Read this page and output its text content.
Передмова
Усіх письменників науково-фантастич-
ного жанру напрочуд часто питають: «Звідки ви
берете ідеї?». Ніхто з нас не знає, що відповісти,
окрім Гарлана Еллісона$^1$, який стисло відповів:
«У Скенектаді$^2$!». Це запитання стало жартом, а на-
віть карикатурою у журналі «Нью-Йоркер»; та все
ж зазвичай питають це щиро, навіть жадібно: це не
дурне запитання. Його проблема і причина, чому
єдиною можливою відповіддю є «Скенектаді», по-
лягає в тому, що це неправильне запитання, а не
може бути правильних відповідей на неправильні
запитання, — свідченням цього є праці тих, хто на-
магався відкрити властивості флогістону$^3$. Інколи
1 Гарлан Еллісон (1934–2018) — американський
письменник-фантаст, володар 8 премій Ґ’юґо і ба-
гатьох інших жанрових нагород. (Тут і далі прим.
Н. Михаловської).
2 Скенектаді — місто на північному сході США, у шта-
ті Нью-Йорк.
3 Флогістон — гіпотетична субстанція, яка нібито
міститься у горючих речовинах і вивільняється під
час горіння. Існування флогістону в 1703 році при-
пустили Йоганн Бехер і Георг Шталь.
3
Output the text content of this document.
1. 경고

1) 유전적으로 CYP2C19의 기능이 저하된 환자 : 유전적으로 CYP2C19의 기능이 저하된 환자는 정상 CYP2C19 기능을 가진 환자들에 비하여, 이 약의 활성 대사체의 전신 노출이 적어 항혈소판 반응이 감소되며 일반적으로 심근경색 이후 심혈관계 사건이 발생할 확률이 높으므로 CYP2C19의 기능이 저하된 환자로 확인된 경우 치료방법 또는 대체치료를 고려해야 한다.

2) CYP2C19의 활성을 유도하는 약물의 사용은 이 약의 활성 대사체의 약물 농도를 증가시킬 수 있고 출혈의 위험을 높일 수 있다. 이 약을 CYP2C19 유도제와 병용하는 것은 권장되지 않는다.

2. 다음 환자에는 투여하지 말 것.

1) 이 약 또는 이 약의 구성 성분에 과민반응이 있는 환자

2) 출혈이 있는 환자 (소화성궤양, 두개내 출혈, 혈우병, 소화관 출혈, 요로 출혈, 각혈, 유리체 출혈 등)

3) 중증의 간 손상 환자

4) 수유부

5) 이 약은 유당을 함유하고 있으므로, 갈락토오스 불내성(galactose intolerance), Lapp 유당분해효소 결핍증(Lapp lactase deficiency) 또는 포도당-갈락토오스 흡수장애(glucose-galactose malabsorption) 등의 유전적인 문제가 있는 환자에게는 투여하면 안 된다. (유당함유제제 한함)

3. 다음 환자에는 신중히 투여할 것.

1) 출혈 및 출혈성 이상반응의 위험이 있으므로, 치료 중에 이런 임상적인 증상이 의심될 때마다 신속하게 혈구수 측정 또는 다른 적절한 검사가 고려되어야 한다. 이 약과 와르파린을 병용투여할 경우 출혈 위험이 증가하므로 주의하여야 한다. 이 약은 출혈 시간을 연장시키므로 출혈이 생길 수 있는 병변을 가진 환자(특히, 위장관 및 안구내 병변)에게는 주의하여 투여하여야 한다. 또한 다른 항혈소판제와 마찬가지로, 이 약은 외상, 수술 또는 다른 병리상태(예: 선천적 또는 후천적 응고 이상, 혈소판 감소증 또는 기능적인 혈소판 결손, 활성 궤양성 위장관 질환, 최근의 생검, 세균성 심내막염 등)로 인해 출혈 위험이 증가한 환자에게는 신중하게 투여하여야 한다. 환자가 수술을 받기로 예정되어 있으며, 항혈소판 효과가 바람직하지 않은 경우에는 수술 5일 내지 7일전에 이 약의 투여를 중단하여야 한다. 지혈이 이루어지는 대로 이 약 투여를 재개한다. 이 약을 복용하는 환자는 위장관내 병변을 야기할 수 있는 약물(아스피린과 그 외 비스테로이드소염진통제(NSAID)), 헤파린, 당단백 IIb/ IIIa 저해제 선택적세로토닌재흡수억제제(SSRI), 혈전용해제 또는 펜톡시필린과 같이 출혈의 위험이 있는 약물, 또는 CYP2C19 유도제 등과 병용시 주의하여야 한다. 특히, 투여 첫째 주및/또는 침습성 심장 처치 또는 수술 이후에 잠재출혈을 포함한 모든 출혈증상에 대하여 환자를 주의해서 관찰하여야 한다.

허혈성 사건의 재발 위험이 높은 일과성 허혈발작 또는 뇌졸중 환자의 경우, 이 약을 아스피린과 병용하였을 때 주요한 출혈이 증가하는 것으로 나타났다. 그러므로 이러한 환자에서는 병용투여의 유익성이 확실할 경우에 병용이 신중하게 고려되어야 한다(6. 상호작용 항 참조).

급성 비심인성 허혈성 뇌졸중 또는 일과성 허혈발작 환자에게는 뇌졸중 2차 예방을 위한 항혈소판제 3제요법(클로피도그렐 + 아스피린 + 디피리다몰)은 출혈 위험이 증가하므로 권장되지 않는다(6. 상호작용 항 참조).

# # # # # # #

-- What you should do --
List every line in the records above that contains the word "text".

-- Result of this task --
Read this page and output its text content.
Output the text content of this document.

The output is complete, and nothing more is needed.